Dataset items:
start
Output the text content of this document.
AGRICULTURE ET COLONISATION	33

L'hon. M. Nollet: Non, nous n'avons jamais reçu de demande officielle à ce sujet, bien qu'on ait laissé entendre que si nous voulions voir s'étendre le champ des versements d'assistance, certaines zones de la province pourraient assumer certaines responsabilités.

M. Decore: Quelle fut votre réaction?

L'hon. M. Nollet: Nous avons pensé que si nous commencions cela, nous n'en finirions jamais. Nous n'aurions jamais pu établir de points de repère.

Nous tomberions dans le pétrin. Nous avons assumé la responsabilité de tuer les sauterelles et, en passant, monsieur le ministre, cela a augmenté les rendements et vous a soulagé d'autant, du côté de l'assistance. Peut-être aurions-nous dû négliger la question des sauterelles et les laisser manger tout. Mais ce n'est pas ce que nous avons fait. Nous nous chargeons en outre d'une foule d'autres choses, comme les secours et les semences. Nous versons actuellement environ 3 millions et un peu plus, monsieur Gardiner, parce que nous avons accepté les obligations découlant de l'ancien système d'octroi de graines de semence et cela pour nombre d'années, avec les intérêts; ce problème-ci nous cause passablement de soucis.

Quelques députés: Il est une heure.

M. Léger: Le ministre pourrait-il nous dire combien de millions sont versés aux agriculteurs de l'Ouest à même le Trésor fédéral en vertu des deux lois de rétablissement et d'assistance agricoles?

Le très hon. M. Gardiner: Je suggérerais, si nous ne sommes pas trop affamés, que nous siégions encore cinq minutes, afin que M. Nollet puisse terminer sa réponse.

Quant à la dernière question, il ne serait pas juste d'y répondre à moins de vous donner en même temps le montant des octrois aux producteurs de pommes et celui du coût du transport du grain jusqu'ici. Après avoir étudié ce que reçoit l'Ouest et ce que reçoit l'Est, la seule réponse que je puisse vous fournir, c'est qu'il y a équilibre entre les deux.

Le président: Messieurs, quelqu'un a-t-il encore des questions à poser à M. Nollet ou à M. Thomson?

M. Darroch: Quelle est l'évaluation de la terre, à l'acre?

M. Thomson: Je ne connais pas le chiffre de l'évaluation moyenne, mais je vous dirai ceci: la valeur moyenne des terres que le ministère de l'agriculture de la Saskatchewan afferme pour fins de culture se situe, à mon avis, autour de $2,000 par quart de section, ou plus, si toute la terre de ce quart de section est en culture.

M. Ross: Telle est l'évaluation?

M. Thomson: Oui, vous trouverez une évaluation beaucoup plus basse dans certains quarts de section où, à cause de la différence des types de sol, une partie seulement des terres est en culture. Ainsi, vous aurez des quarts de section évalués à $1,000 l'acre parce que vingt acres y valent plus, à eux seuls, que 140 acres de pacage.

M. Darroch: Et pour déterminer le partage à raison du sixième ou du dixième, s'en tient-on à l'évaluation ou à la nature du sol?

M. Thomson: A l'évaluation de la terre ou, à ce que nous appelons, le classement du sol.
end
start
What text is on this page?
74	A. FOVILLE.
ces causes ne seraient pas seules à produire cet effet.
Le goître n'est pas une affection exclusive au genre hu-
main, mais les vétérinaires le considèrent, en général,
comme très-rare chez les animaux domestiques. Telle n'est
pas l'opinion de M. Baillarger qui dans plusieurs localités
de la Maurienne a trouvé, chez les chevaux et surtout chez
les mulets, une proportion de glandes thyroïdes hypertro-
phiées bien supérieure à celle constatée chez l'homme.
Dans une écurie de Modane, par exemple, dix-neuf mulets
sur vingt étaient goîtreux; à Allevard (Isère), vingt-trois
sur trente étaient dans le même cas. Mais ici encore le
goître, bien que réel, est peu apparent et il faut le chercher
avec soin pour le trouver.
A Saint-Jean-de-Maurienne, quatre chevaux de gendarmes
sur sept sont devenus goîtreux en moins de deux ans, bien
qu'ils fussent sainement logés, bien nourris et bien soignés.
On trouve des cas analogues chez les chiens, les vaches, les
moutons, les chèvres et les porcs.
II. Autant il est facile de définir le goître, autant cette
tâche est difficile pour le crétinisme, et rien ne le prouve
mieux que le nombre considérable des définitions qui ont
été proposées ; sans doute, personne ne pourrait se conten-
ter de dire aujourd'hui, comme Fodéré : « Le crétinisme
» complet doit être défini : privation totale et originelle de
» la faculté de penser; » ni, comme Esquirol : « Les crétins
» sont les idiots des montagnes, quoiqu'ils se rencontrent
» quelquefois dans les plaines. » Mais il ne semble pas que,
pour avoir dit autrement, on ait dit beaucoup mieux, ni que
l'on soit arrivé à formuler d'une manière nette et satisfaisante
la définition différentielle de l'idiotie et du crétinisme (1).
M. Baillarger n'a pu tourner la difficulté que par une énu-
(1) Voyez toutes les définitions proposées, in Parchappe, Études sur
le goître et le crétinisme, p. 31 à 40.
end
Find every line containing the word "assistance", then give the total and nothing more.

3